Stored records –
+ + +

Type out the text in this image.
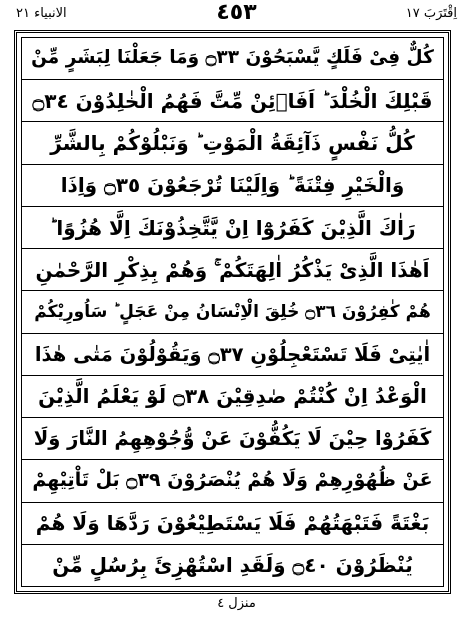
الانبياء ٢١	٤٥٣	اِقْتَرَبَ ١٧
كُلٌّ فِىْ فَلَكٍ يَّسْبَحُوْنَ ۝٣٣ وَمَا جَعَلْنَا لِبَشَرٍ مِّنْ
قَبْلِكَ الْخُلْدَ ؕ اَفَاۡئِنْ مِّتَّ فَهُمُ الْخٰلِدُوْنَ ۝٣٤
كُلُّ نَفْسٍ ذَآئِقَةُ الْمَوْتِ ؕ وَنَبْلُوْكُمْ بِالشَّرِّ
وَالْخَيْرِ فِتْنَةً ؕ وَاِلَيْنَا تُرْجَعُوْنَ ۝٣٥ وَاِذَا
رَاٰكَ الَّذِيْنَ كَفَرُوْٓا اِنْ يَّتَّخِذُوْنَكَ اِلَّا هُزُوًا ؕ
اَهٰذَا الَّذِىْ يَذْكُرُ اٰلِهَتَكُمْ ۚ وَهُمْ بِذِكْرِ الرَّحْمٰنِ
هُمْ كٰفِرُوْنَ ۝٣٦ خُلِقَ الْاِنْسَانُ مِنْ عَجَلٍ ؕ سَاُورِيْكُمْ
اٰيٰتِىْ فَلَا تَسْتَعْجِلُوْنِ ۝٣٧ وَيَقُوْلُوْنَ مَتٰى هٰذَا
الْوَعْدُ اِنْ كُنْتُمْ صٰدِقِيْنَ ۝٣٨ لَوْ يَعْلَمُ الَّذِيْنَ
كَفَرُوْا حِيْنَ لَا يَكُفُّوْنَ عَنْ وُّجُوْهِهِمُ النَّارَ وَلَا
عَنْ ظُهُوْرِهِمْ وَلَا هُمْ يُنْصَرُوْنَ ۝٣٩ بَلْ تَاْتِيْهِمْ
بَغْتَةً فَتَبْهَتُهُمْ فَلَا يَسْتَطِيْعُوْنَ رَدَّهَا وَلَا هُمْ
يُنْظَرُوْنَ ۝٤٠ وَلَقَدِ اسْتُهْزِئَ بِرُسُلٍ مِّنْ
منزل ٤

+ + +

Work to be completed – The records above must be printed exactly; the pictures stay out.

Task answer –
Type out the text in this image.
الانبياء ٢١	٤٥٣	اِقْتَرَبَ ١٧
كُلٌّ فِىْ فَلَكٍ يَّسْبَحُوْنَ ۝٣٣ وَمَا جَعَلْنَا لِبَشَرٍ مِّنْ
قَبْلِكَ الْخُلْدَ ؕ اَفَاۡئِنْ مِّتَّ فَهُمُ الْخٰلِدُوْنَ ۝٣٤
كُلُّ نَفْسٍ ذَآئِقَةُ الْمَوْتِ ؕ وَنَبْلُوْكُمْ بِالشَّرِّ
وَالْخَيْرِ فِتْنَةً ؕ وَاِلَيْنَا تُرْجَعُوْنَ ۝٣٥ وَاِذَا
رَاٰكَ الَّذِيْنَ كَفَرُوْٓا اِنْ يَّتَّخِذُوْنَكَ اِلَّا هُزُوًا ؕ
اَهٰذَا الَّذِىْ يَذْكُرُ اٰلِهَتَكُمْ ۚ وَهُمْ بِذِكْرِ الرَّحْمٰنِ
هُمْ كٰفِرُوْنَ ۝٣٦ خُلِقَ الْاِنْسَانُ مِنْ عَجَلٍ ؕ سَاُورِيْكُمْ
اٰيٰتِىْ فَلَا تَسْتَعْجِلُوْنِ ۝٣٧ وَيَقُوْلُوْنَ مَتٰى هٰذَا
الْوَعْدُ اِنْ كُنْتُمْ صٰدِقِيْنَ ۝٣٨ لَوْ يَعْلَمُ الَّذِيْنَ
كَفَرُوْا حِيْنَ لَا يَكُفُّوْنَ عَنْ وُّجُوْهِهِمُ النَّارَ وَلَا
عَنْ ظُهُوْرِهِمْ وَلَا هُمْ يُنْصَرُوْنَ ۝٣٩ بَلْ تَاْتِيْهِمْ
بَغْتَةً فَتَبْهَتُهُمْ فَلَا يَسْتَطِيْعُوْنَ رَدَّهَا وَلَا هُمْ
يُنْظَرُوْنَ ۝٤٠ وَلَقَدِ اسْتُهْزِئَ بِرُسُلٍ مِّنْ
منزل ٤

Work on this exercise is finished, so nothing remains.